EXERCISE DETAILS =>
Copy out each line below that has the word "Report" in it.

RECORDS SUPPLIED =>

===

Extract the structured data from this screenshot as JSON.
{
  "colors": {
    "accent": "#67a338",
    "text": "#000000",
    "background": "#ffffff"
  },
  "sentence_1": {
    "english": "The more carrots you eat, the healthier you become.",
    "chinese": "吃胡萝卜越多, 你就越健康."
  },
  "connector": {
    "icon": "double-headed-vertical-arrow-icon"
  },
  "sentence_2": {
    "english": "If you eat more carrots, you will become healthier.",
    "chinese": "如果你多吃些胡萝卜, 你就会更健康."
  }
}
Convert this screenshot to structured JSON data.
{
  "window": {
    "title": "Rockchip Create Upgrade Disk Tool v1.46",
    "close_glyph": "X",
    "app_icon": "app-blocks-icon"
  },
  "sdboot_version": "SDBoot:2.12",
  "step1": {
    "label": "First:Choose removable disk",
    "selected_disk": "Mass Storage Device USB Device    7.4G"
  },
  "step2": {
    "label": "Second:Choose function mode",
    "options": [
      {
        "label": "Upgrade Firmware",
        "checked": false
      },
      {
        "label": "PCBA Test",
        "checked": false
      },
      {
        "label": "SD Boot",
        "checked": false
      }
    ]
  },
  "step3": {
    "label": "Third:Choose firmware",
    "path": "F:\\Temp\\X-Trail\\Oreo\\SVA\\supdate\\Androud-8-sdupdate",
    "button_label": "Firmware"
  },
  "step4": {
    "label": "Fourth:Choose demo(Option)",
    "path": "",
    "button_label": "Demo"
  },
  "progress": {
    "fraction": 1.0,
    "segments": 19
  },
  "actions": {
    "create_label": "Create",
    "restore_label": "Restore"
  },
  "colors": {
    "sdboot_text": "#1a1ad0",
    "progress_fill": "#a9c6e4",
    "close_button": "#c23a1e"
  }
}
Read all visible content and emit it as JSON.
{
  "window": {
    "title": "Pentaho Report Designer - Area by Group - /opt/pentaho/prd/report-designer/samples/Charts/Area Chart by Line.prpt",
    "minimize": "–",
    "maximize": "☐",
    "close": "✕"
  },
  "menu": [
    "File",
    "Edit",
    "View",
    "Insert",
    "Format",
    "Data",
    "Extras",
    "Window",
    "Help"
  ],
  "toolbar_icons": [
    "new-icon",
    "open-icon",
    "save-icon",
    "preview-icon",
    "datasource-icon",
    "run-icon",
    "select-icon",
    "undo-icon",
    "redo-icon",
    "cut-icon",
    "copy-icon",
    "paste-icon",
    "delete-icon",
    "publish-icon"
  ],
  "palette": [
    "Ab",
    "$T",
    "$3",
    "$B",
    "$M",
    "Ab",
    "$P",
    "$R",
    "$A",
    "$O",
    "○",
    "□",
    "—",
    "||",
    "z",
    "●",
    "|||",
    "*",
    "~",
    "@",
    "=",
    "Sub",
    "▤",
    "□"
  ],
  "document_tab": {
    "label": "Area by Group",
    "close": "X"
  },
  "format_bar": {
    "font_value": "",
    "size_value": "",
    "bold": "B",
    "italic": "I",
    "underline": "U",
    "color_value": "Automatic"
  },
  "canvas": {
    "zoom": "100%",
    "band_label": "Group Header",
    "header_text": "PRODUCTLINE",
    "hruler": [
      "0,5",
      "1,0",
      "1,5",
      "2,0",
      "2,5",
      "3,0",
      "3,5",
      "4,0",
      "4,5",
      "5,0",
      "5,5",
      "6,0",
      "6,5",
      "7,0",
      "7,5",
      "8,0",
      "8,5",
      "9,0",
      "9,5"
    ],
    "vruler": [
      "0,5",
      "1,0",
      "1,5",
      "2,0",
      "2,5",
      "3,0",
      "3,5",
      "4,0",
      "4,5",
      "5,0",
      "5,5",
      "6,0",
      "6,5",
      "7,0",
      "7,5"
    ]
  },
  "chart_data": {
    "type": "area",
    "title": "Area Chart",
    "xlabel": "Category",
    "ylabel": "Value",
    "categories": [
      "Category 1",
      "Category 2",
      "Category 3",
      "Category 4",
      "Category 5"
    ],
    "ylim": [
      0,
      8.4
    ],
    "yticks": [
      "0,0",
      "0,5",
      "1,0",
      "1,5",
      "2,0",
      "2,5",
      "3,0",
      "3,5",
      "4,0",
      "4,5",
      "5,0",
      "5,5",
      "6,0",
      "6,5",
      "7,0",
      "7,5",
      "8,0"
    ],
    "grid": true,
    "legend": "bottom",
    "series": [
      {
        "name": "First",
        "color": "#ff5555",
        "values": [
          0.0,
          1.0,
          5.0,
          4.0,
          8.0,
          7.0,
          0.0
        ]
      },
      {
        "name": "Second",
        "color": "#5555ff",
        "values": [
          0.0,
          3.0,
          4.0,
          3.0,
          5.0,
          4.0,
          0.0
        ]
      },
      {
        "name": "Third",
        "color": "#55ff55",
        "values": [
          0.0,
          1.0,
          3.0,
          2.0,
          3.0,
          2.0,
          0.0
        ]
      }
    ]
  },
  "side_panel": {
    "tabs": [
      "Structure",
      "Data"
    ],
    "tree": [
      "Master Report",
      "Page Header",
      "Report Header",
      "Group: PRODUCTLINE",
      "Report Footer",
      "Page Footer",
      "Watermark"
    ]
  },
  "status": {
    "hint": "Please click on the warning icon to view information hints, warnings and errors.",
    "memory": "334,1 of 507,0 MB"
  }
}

===

ANSWER FOR THE TASK =>
    "title": "Pentaho Report Designer - Area by Group - /opt/pentaho/prd/report-designer/samples/Charts/Area Chart by Line.prpt",
      "Master Report",
      "Report Header",
      "Report Footer",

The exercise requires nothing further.